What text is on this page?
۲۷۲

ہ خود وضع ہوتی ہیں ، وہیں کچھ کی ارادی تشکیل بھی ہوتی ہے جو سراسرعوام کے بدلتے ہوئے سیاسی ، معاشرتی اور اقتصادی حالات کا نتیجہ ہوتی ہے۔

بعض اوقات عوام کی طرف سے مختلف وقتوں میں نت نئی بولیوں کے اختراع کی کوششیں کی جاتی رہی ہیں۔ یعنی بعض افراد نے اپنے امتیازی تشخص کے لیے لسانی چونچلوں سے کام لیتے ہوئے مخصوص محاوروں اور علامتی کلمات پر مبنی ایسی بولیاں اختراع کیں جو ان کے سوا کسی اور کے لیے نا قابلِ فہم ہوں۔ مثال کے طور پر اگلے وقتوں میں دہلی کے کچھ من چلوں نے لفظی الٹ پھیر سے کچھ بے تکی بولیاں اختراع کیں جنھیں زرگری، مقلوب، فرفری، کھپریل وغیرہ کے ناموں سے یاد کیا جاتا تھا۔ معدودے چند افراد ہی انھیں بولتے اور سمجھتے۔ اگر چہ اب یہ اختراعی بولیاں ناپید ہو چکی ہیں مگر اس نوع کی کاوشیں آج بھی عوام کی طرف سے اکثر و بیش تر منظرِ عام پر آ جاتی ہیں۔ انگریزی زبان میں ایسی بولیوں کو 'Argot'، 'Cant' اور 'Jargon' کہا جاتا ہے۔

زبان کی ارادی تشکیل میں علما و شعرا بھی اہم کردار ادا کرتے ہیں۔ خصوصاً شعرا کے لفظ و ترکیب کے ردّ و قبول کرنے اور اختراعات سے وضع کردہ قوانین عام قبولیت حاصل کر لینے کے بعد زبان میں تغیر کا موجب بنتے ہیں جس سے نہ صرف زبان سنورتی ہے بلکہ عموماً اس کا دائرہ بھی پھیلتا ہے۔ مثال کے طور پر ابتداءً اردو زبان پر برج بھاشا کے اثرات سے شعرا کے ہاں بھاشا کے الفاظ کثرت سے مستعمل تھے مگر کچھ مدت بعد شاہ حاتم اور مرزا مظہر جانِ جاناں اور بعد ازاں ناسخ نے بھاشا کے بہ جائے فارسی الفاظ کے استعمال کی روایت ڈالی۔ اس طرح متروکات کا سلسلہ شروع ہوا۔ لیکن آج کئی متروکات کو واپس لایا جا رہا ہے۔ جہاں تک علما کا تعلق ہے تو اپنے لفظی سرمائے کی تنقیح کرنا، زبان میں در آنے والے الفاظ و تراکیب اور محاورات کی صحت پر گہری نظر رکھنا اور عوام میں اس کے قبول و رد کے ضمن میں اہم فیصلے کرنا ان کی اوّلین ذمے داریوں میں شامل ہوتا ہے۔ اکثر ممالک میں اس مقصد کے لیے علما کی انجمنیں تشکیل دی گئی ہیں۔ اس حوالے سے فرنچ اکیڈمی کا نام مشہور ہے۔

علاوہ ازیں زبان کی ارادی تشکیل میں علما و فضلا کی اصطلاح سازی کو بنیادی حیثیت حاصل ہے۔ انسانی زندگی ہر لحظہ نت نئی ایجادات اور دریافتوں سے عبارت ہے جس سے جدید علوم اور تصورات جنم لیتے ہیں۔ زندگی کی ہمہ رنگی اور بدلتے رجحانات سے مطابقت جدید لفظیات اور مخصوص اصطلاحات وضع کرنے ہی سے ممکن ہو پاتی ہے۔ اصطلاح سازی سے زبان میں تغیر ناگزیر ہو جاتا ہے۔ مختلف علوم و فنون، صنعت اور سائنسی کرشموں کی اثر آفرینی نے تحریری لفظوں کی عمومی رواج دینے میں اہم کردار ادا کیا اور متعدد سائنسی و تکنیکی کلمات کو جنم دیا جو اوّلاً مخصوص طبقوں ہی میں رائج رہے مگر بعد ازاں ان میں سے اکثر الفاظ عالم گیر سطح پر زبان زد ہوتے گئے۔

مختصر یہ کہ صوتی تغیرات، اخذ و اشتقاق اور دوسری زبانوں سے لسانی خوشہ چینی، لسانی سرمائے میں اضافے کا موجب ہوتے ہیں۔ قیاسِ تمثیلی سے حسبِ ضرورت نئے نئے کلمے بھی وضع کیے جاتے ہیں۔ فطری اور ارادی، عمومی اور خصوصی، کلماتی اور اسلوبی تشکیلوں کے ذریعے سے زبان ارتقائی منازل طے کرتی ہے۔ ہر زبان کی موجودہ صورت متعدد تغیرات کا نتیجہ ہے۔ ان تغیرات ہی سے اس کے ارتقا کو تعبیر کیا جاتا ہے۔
++++++++++++++++++++
--- EXERCISE OBJECTIVE ---
Track down every line of the material containing the string "نتیجہ", and copy it.

--- TASK RESPONSE ---
ہ خود وضع ہوتی ہیں ، وہیں کچھ کی ارادی تشکیل بھی ہوتی ہے جو سراسرعوام کے بدلتے ہوئے سیاسی ، معاشرتی اور اقتصادی حالات کا نتیجہ ہوتی ہے۔
مختصر یہ کہ صوتی تغیرات، اخذ و اشتقاق اور دوسری زبانوں سے لسانی خوشہ چینی، لسانی سرمائے میں اضافے کا موجب ہوتے ہیں۔ قیاسِ تمثیلی سے حسبِ ضرورت نئے نئے کلمے بھی وضع کیے جاتے ہیں۔ فطری اور ارادی، عمومی اور خصوصی، کلماتی اور اسلوبی تشکیلوں کے ذریعے سے زبان ارتقائی منازل طے کرتی ہے۔ ہر زبان کی موجودہ صورت متعدد تغیرات کا نتیجہ ہے۔ ان تغیرات ہی سے اس کے ارتقا کو تعبیر کیا جاتا ہے۔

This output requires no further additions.